§ Your goal:
Write out all records as given; omit images.

┄┄┄┄┄┄┄┄┄┄

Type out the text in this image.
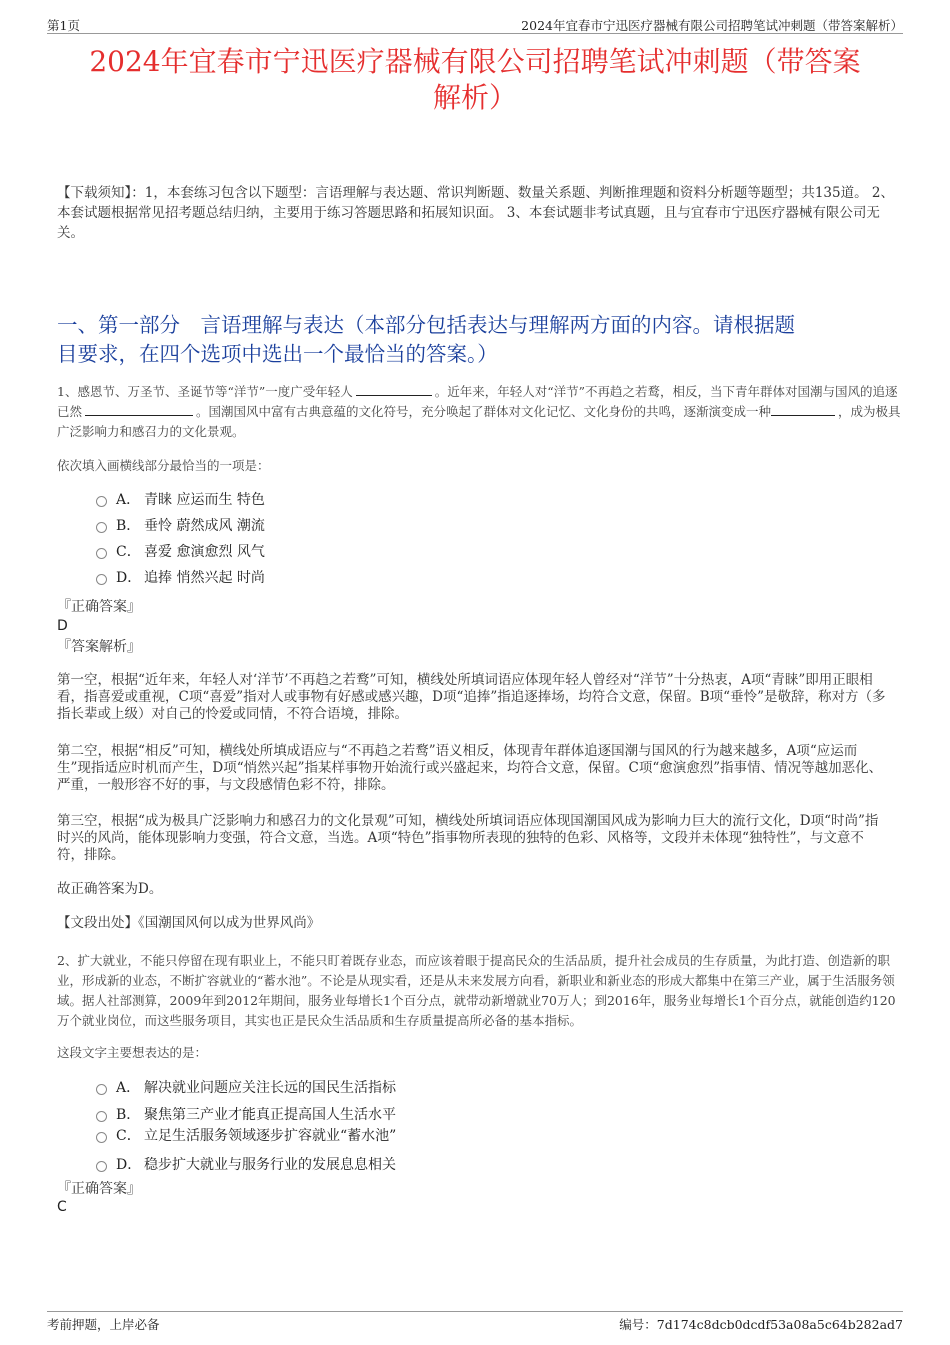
第1页	2024年宜春市宁迅医疗器械有限公司招聘笔试冲刺题（带答案解析）
2024年宜春市宁迅医疗器械有限公司招聘笔试冲刺题（带答案
解析）
【下载须知】：1，本套练习包含以下题型：言语理解与表达题、常识判断题、数量关系题、判断推理题和资料分析题等题型；共135道。 2、本套试题根据常见招考题总结归纳，主要用于练习答题思路和拓展知识面。 3、本套试题非考试真题，且与宜春市宁迅医疗器械有限公司无关。
一、第一部分　言语理解与表达（本部分包括表达与理解两方面的内容。请根据题
目要求，在四个选项中选出一个最恰当的答案。）
1、感恩节、万圣节、圣诞节等“洋节”一度广受年轻人	。近年来，年轻人对“洋节”不再趋之若鹜，相反，当下青年群体对国潮与国风的追逐已然	。国潮国风中富有古典意蕴的文化符号，充分唤起了群体对文化记忆、文化身份的共鸣，逐渐演变成一种	，成为极具广泛影响力和感召力的文化景观。
依次填入画横线部分最恰当的一项是：
A． 青睐 应运而生 特色
B． 垂怜 蔚然成风 潮流
C． 喜爱 愈演愈烈 风气
D． 追捧 悄然兴起 时尚
『正确答案』
D
『答案解析』
第一空，根据“近年来，年轻人对‘洋节’不再趋之若鹜”可知，横线处所填词语应体现年轻人曾经对“洋节”十分热衷，A项“青睐”即用正眼相看，指喜爱或重视，C项“喜爱”指对人或事物有好感或感兴趣，D项“追捧”指追逐捧场，均符合文意，保留。B项“垂怜”是敬辞，称对方（多指长辈或上级）对自己的怜爱或同情，不符合语境，排除。
第二空，根据“相反”可知，横线处所填成语应与“不再趋之若鹜”语义相反，体现青年群体追逐国潮与国风的行为越来越多，A项“应运而生”现指适应时机而产生，D项“悄然兴起”指某样事物开始流行或兴盛起来，均符合文意，保留。C项“愈演愈烈”指事情、情况等越加恶化、严重，一般形容不好的事，与文段感情色彩不符，排除。
第三空，根据“成为极具广泛影响力和感召力的文化景观”可知，横线处所填词语应体现国潮国风成为影响力巨大的流行文化，D项“时尚”指时兴的风尚，能体现影响力变强，符合文意，当选。A项“特色”指事物所表现的独特的色彩、风格等，文段并未体现“独特性”，与文意不符，排除。
故正确答案为D。
【文段出处】《国潮国风何以成为世界风尚》
2、扩大就业，不能只停留在现有职业上，不能只盯着既存业态，而应该着眼于提高民众的生活品质，提升社会成员的生存质量，为此打造、创造新的职业，形成新的业态，不断扩容就业的“蓄水池”。不论是从现实看，还是从未来发展方向看，新职业和新业态的形成大都集中在第三产业，属于生活服务领域。据人社部测算，2009年到2012年期间，服务业每增长1个百分点，就带动新增就业70万人；到2016年，服务业每增长1个百分点，就能创造约120万个就业岗位，而这些服务项目，其实也正是民众生活品质和生存质量提高所必备的基本指标。
这段文字主要想表达的是：
A． 解决就业问题应关注长远的国民生活指标
B． 聚焦第三产业才能真正提高国人生活水平
C． 立足生活服务领域逐步扩容就业“蓄水池”
D． 稳步扩大就业与服务行业的发展息息相关
『正确答案』
C
考前押题，上岸必备	编号：7d174c8dcb0dcdf53a08a5c64b282ad7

┄┄┄┄┄┄┄┄┄┄

§ Solution to this task:
Type out the text in this image.
第1页	2024年宜春市宁迅医疗器械有限公司招聘笔试冲刺题（带答案解析）
2024年宜春市宁迅医疗器械有限公司招聘笔试冲刺题（带答案
解析）
【下载须知】：1，本套练习包含以下题型：言语理解与表达题、常识判断题、数量关系题、判断推理题和资料分析题等题型；共135道。 2、本套试题根据常见招考题总结归纳，主要用于练习答题思路和拓展知识面。 3、本套试题非考试真题，且与宜春市宁迅医疗器械有限公司无关。
一、第一部分　言语理解与表达（本部分包括表达与理解两方面的内容。请根据题
目要求，在四个选项中选出一个最恰当的答案。）
1、感恩节、万圣节、圣诞节等“洋节”一度广受年轻人	。近年来，年轻人对“洋节”不再趋之若鹜，相反，当下青年群体对国潮与国风的追逐已然	。国潮国风中富有古典意蕴的文化符号，充分唤起了群体对文化记忆、文化身份的共鸣，逐渐演变成一种	，成为极具广泛影响力和感召力的文化景观。
依次填入画横线部分最恰当的一项是：
A． 青睐 应运而生 特色
B． 垂怜 蔚然成风 潮流
C． 喜爱 愈演愈烈 风气
D． 追捧 悄然兴起 时尚
『正确答案』
D
『答案解析』
第一空，根据“近年来，年轻人对‘洋节’不再趋之若鹜”可知，横线处所填词语应体现年轻人曾经对“洋节”十分热衷，A项“青睐”即用正眼相看，指喜爱或重视，C项“喜爱”指对人或事物有好感或感兴趣，D项“追捧”指追逐捧场，均符合文意，保留。B项“垂怜”是敬辞，称对方（多指长辈或上级）对自己的怜爱或同情，不符合语境，排除。
第二空，根据“相反”可知，横线处所填成语应与“不再趋之若鹜”语义相反，体现青年群体追逐国潮与国风的行为越来越多，A项“应运而生”现指适应时机而产生，D项“悄然兴起”指某样事物开始流行或兴盛起来，均符合文意，保留。C项“愈演愈烈”指事情、情况等越加恶化、严重，一般形容不好的事，与文段感情色彩不符，排除。
第三空，根据“成为极具广泛影响力和感召力的文化景观”可知，横线处所填词语应体现国潮国风成为影响力巨大的流行文化，D项“时尚”指时兴的风尚，能体现影响力变强，符合文意，当选。A项“特色”指事物所表现的独特的色彩、风格等，文段并未体现“独特性”，与文意不符，排除。
故正确答案为D。
【文段出处】《国潮国风何以成为世界风尚》
2、扩大就业，不能只停留在现有职业上，不能只盯着既存业态，而应该着眼于提高民众的生活品质，提升社会成员的生存质量，为此打造、创造新的职业，形成新的业态，不断扩容就业的“蓄水池”。不论是从现实看，还是从未来发展方向看，新职业和新业态的形成大都集中在第三产业，属于生活服务领域。据人社部测算，2009年到2012年期间，服务业每增长1个百分点，就带动新增就业70万人；到2016年，服务业每增长1个百分点，就能创造约120万个就业岗位，而这些服务项目，其实也正是民众生活品质和生存质量提高所必备的基本指标。
这段文字主要想表达的是：
A． 解决就业问题应关注长远的国民生活指标
B． 聚焦第三产业才能真正提高国人生活水平
C． 立足生活服务领域逐步扩容就业“蓄水池”
D． 稳步扩大就业与服务行业的发展息息相关
『正确答案』
C
考前押题，上岸必备	编号：7d174c8dcb0dcdf53a08a5c64b282ad7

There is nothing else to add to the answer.